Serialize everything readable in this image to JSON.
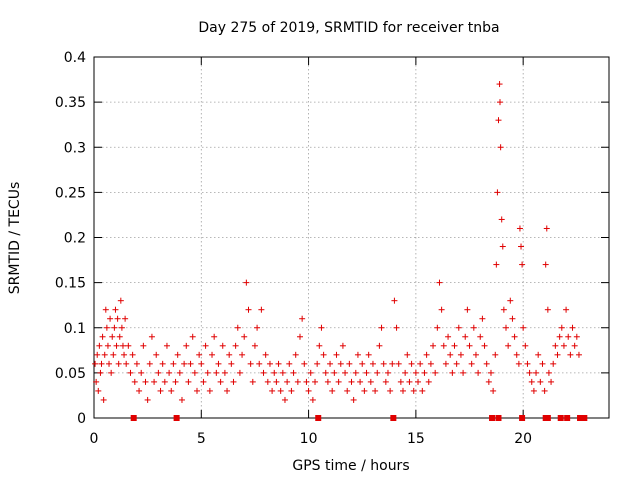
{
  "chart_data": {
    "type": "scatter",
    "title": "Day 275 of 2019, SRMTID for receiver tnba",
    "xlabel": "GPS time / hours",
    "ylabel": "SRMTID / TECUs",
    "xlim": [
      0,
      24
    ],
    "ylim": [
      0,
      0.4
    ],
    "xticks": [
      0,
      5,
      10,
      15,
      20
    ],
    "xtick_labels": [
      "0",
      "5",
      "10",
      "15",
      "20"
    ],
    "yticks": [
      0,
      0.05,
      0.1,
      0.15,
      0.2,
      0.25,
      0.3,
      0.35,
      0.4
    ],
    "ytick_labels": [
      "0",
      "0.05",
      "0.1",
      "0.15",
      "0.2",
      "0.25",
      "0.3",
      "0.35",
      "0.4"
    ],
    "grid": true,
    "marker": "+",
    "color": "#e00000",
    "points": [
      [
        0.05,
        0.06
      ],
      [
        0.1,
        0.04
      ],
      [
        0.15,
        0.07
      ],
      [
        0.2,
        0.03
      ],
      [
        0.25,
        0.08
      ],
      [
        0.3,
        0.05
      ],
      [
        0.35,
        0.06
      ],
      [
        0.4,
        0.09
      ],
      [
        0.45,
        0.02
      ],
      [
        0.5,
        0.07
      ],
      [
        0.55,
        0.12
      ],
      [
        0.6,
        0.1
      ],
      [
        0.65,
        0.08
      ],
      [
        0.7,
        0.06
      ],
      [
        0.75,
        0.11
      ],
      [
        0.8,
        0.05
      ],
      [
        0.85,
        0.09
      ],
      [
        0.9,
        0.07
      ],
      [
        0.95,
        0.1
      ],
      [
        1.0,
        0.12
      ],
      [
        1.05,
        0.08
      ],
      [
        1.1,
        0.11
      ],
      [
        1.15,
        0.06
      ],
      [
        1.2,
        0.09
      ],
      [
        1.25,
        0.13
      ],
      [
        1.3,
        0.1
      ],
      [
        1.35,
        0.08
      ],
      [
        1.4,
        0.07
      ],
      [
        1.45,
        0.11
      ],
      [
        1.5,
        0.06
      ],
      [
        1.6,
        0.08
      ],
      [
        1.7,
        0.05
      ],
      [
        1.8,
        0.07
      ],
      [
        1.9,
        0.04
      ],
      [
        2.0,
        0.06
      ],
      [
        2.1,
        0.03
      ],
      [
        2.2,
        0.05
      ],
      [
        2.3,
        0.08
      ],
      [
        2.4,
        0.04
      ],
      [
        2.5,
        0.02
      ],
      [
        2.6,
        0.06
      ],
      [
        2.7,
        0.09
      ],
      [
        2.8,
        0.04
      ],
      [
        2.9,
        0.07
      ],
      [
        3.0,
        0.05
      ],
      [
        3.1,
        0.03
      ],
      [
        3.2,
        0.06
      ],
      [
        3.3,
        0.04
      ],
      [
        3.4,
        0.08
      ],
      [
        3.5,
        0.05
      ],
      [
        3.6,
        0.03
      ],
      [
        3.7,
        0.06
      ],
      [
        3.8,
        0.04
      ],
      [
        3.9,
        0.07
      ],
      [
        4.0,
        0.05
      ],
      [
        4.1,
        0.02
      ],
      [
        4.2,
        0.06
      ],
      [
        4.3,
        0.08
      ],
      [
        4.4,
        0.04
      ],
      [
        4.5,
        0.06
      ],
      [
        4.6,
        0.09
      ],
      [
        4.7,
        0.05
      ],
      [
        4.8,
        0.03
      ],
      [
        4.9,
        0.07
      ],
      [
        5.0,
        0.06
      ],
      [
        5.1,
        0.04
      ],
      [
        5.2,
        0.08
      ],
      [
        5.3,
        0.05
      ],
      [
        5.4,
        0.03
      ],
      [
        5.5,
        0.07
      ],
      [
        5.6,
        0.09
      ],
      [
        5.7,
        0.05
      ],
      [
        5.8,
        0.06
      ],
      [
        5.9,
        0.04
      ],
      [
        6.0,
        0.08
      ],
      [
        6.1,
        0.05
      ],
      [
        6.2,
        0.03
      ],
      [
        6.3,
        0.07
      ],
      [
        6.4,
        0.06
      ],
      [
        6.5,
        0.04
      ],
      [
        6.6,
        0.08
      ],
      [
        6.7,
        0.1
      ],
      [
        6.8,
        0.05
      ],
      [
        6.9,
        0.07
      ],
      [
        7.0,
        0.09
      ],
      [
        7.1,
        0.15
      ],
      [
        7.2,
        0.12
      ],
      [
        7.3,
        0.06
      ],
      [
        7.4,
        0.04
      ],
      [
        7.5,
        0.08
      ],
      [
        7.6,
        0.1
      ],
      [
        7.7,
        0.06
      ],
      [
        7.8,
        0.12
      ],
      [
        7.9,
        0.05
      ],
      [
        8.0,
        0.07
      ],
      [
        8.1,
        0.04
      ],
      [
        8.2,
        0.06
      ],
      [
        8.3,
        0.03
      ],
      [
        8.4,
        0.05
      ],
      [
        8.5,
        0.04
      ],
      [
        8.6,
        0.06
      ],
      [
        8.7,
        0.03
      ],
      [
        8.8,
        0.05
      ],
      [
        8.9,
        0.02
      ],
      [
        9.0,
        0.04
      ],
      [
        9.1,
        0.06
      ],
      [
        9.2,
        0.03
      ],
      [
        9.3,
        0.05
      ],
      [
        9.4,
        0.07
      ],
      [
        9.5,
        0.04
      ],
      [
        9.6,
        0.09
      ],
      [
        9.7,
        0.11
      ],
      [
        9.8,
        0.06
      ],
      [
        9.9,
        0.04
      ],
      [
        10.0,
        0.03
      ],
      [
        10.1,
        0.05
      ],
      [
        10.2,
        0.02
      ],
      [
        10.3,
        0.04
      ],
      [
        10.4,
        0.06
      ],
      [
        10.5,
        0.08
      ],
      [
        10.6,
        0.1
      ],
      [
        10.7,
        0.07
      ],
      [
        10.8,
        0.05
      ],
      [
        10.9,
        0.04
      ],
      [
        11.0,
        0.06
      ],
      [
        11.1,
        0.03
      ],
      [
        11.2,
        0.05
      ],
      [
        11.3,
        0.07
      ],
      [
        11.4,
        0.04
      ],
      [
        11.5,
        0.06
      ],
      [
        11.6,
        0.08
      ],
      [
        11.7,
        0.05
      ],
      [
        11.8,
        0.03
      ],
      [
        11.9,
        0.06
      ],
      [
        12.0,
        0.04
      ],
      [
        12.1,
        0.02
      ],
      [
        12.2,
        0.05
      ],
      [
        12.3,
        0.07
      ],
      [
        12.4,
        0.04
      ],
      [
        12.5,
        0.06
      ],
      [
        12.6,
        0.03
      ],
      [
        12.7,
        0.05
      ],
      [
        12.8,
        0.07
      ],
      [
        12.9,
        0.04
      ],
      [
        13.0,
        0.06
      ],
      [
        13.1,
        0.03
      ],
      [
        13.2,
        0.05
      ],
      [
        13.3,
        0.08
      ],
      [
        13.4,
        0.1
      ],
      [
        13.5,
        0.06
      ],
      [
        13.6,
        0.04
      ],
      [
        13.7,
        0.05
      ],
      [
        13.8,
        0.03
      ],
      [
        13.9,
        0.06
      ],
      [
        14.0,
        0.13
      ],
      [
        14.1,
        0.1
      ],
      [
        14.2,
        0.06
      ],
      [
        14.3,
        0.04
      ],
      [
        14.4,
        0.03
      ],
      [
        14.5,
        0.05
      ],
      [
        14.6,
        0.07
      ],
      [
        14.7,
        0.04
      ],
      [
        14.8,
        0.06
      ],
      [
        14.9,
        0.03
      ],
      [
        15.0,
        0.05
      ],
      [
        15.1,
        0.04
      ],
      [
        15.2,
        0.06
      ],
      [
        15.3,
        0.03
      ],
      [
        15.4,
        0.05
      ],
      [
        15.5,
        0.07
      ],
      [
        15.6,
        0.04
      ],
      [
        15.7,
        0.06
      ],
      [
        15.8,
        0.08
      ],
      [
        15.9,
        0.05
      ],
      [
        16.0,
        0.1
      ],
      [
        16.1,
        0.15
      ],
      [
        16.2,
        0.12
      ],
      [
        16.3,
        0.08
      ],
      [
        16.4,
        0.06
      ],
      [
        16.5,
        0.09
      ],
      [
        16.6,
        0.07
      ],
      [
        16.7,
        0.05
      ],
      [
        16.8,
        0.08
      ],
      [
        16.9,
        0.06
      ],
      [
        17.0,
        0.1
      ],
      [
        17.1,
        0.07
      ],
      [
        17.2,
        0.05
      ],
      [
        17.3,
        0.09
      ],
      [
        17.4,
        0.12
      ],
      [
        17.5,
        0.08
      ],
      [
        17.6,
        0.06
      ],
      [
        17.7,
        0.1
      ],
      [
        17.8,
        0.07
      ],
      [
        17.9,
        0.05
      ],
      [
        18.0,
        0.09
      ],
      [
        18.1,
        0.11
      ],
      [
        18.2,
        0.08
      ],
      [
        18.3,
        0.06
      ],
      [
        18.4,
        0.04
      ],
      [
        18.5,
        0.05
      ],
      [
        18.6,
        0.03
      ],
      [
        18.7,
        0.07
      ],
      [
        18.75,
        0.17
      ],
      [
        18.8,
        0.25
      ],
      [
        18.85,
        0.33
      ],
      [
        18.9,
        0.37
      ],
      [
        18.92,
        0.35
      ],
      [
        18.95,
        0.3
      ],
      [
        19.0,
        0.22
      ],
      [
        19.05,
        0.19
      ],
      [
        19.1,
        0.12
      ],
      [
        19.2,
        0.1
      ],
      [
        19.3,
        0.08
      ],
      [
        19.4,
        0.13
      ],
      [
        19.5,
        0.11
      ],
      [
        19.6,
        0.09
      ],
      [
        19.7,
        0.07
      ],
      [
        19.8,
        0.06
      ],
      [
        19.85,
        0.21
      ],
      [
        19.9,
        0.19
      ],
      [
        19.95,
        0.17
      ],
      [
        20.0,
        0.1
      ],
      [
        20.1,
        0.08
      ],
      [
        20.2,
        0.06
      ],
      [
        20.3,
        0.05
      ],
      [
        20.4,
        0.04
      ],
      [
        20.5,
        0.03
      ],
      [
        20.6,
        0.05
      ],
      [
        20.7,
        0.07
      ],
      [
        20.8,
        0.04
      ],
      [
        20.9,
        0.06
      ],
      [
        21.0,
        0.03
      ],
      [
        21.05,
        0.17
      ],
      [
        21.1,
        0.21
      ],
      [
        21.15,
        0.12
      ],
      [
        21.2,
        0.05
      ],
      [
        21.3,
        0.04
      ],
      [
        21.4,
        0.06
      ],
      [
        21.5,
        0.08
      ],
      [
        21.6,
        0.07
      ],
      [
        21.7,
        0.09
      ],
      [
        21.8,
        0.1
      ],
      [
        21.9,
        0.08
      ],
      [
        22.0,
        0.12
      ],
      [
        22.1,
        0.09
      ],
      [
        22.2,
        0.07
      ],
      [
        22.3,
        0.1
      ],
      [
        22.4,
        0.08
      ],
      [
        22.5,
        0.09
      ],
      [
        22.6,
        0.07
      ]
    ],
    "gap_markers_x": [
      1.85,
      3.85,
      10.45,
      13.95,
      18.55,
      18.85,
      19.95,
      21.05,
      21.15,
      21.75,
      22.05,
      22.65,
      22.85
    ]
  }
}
□ □ □ □ □
DO THIS
From the data above, work out how many lines contain the string "SRMTID" and reply with only the number.

WORKED ANSWER
2